* begin *

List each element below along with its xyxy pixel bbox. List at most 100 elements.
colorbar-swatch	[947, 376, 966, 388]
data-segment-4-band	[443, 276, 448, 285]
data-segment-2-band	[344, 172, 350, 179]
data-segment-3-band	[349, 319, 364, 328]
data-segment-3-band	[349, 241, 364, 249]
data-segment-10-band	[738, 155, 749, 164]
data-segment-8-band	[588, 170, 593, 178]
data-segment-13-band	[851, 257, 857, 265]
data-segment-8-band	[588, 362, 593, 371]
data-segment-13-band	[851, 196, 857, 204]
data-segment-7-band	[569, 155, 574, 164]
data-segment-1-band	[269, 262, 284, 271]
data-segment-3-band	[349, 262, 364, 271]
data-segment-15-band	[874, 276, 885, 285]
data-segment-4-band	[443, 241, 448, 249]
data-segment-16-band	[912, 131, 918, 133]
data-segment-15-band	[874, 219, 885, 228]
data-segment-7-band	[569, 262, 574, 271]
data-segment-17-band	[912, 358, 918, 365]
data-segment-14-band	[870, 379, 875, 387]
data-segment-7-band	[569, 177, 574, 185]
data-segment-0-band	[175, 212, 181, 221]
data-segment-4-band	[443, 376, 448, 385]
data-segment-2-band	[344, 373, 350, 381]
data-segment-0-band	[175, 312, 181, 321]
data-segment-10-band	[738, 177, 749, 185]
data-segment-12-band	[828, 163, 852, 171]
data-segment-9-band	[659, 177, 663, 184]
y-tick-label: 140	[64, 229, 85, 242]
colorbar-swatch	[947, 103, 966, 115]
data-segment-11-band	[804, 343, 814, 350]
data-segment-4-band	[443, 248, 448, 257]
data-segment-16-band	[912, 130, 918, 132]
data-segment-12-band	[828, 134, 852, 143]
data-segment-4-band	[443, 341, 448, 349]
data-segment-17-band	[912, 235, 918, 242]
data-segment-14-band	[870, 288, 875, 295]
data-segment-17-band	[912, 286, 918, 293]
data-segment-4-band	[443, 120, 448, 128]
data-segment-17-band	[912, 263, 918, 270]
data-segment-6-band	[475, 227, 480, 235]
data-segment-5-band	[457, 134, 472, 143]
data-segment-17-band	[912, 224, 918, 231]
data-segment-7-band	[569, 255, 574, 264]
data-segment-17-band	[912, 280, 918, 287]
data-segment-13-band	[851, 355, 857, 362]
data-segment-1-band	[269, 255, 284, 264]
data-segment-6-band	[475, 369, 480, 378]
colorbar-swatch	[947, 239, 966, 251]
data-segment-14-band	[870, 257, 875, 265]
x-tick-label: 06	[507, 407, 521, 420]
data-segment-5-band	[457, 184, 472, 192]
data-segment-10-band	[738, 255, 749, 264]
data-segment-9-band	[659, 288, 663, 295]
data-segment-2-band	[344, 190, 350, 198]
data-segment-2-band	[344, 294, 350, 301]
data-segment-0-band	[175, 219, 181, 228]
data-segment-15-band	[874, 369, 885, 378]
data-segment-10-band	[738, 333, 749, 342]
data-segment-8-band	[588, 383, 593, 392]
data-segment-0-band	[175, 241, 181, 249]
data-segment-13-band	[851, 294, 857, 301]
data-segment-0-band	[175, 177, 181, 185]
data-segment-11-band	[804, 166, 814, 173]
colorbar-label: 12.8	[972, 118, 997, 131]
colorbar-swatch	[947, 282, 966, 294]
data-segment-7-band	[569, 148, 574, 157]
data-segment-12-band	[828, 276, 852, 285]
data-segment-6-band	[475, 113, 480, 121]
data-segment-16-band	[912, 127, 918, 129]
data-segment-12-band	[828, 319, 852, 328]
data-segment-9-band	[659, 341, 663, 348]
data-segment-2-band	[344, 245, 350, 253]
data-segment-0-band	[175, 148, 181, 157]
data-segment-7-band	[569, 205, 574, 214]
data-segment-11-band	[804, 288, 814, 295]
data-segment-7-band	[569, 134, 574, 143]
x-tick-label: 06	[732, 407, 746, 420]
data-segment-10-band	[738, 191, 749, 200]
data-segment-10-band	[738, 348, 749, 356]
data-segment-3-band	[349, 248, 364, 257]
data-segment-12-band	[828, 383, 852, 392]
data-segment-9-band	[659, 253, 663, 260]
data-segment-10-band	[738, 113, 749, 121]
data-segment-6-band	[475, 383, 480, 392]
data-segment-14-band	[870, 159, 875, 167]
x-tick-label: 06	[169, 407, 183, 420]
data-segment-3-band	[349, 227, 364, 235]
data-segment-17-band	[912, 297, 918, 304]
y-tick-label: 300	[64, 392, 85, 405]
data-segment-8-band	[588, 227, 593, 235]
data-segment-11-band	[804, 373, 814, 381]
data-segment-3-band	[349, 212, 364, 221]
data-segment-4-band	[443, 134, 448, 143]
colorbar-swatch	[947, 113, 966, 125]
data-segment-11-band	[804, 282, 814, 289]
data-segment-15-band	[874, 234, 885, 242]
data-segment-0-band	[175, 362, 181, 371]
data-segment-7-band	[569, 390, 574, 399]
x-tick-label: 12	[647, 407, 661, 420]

* end *

### PROBLEM DETAILS
Turn every line of the records into a JSON list of strings, one string per line, leaving out blank lines.

### SOLUTION BELOW
[
  "List each element below along with its xyxy pixel bbox. List at most 100 elements.",
  "colorbar-swatch\t[947, 376, 966, 388]",
  "data-segment-4-band\t[443, 276, 448, 285]",
  "data-segment-2-band\t[344, 172, 350, 179]",
  "data-segment-3-band\t[349, 319, 364, 328]",
  "data-segment-3-band\t[349, 241, 364, 249]",
  "data-segment-10-band\t[738, 155, 749, 164]",
  "data-segment-8-band\t[588, 170, 593, 178]",
  "data-segment-13-band\t[851, 257, 857, 265]",
  "data-segment-8-band\t[588, 362, 593, 371]",
  "data-segment-13-band\t[851, 196, 857, 204]",
  "data-segment-7-band\t[569, 155, 574, 164]",
  "data-segment-1-band\t[269, 262, 284, 271]",
  "data-segment-3-band\t[349, 262, 364, 271]",
  "data-segment-15-band\t[874, 276, 885, 285]",
  "data-segment-4-band\t[443, 241, 448, 249]",
  "data-segment-16-band\t[912, 131, 918, 133]",
  "data-segment-15-band\t[874, 219, 885, 228]",
  "data-segment-7-band\t[569, 262, 574, 271]",
  "data-segment-17-band\t[912, 358, 918, 365]",
  "data-segment-14-band\t[870, 379, 875, 387]",
  "data-segment-7-band\t[569, 177, 574, 185]",
  "data-segment-0-band\t[175, 212, 181, 221]",
  "data-segment-4-band\t[443, 376, 448, 385]",
  "data-segment-2-band\t[344, 373, 350, 381]",
  "data-segment-0-band\t[175, 312, 181, 321]",
  "data-segment-10-band\t[738, 177, 749, 185]",
  "data-segment-12-band\t[828, 163, 852, 171]",
  "data-segment-9-band\t[659, 177, 663, 184]",
  "y-tick-label: 140\t[64, 229, 85, 242]",
  "colorbar-swatch\t[947, 103, 966, 115]",
  "data-segment-11-band\t[804, 343, 814, 350]",
  "data-segment-4-band\t[443, 248, 448, 257]",
  "data-segment-16-band\t[912, 130, 918, 132]",
  "data-segment-12-band\t[828, 134, 852, 143]",
  "data-segment-4-band\t[443, 341, 448, 349]",
  "data-segment-17-band\t[912, 235, 918, 242]",
  "data-segment-14-band\t[870, 288, 875, 295]",
  "data-segment-17-band\t[912, 286, 918, 293]",
  "data-segment-4-band\t[443, 120, 448, 128]",
  "data-segment-17-band\t[912, 263, 918, 270]",
  "data-segment-6-band\t[475, 227, 480, 235]",
  "data-segment-5-band\t[457, 134, 472, 143]",
  "data-segment-17-band\t[912, 224, 918, 231]",
  "data-segment-7-band\t[569, 255, 574, 264]",
  "data-segment-17-band\t[912, 280, 918, 287]",
  "data-segment-13-band\t[851, 355, 857, 362]",
  "data-segment-1-band\t[269, 255, 284, 264]",
  "data-segment-6-band\t[475, 369, 480, 378]",
  "colorbar-swatch\t[947, 239, 966, 251]",
  "data-segment-14-band\t[870, 257, 875, 265]",
  "x-tick-label: 06\t[507, 407, 521, 420]",
  "data-segment-5-band\t[457, 184, 472, 192]",
  "data-segment-10-band\t[738, 255, 749, 264]",
  "data-segment-9-band\t[659, 288, 663, 295]",
  "data-segment-2-band\t[344, 190, 350, 198]",
  "data-segment-2-band\t[344, 294, 350, 301]",
  "data-segment-0-band\t[175, 219, 181, 228]",
  "data-segment-15-band\t[874, 369, 885, 378]",
  "data-segment-10-band\t[738, 333, 749, 342]",
  "data-segment-8-band\t[588, 383, 593, 392]",
  "data-segment-0-band\t[175, 241, 181, 249]",
  "data-segment-13-band\t[851, 294, 857, 301]",
  "data-segment-0-band\t[175, 177, 181, 185]",
  "data-segment-11-band\t[804, 166, 814, 173]",
  "colorbar-label: 12.8\t[972, 118, 997, 131]",
  "colorbar-swatch\t[947, 282, 966, 294]",
  "data-segment-7-band\t[569, 148, 574, 157]",
  "data-segment-12-band\t[828, 276, 852, 285]",
  "data-segment-6-band\t[475, 113, 480, 121]",
  "data-segment-16-band\t[912, 127, 918, 129]",
  "data-segment-12-band\t[828, 319, 852, 328]",
  "data-segment-9-band\t[659, 341, 663, 348]",
  "data-segment-2-band\t[344, 245, 350, 253]",
  "data-segment-0-band\t[175, 148, 181, 157]",
  "data-segment-7-band\t[569, 205, 574, 214]",
  "data-segment-11-band\t[804, 288, 814, 295]",
  "data-segment-7-band\t[569, 134, 574, 143]",
  "x-tick-label: 06\t[732, 407, 746, 420]",
  "data-segment-10-band\t[738, 191, 749, 200]",
  "data-segment-10-band\t[738, 348, 749, 356]",
  "data-segment-3-band\t[349, 248, 364, 257]",
  "data-segment-12-band\t[828, 383, 852, 392]",
  "data-segment-9-band\t[659, 253, 663, 260]",
  "data-segment-10-band\t[738, 113, 749, 121]",
  "data-segment-6-band\t[475, 383, 480, 392]",
  "data-segment-14-band\t[870, 159, 875, 167]",
  "x-tick-label: 06\t[169, 407, 183, 420]",
  "data-segment-3-band\t[349, 227, 364, 235]",
  "data-segment-17-band\t[912, 297, 918, 304]",
  "y-tick-label: 300\t[64, 392, 85, 405]",
  "data-segment-8-band\t[588, 227, 593, 235]",
  "data-segment-11-band\t[804, 373, 814, 381]",
  "data-segment-3-band\t[349, 212, 364, 221]",
  "data-segment-4-band\t[443, 134, 448, 143]",
  "colorbar-swatch\t[947, 113, 966, 125]",
  "data-segment-11-band\t[804, 282, 814, 289]",
  "data-segment-15-band\t[874, 234, 885, 242]",
  "data-segment-0-band\t[175, 362, 181, 371]",
  "data-segment-7-band\t[569, 390, 574, 399]",
  "x-tick-label: 12\t[647, 407, 661, 420]"
]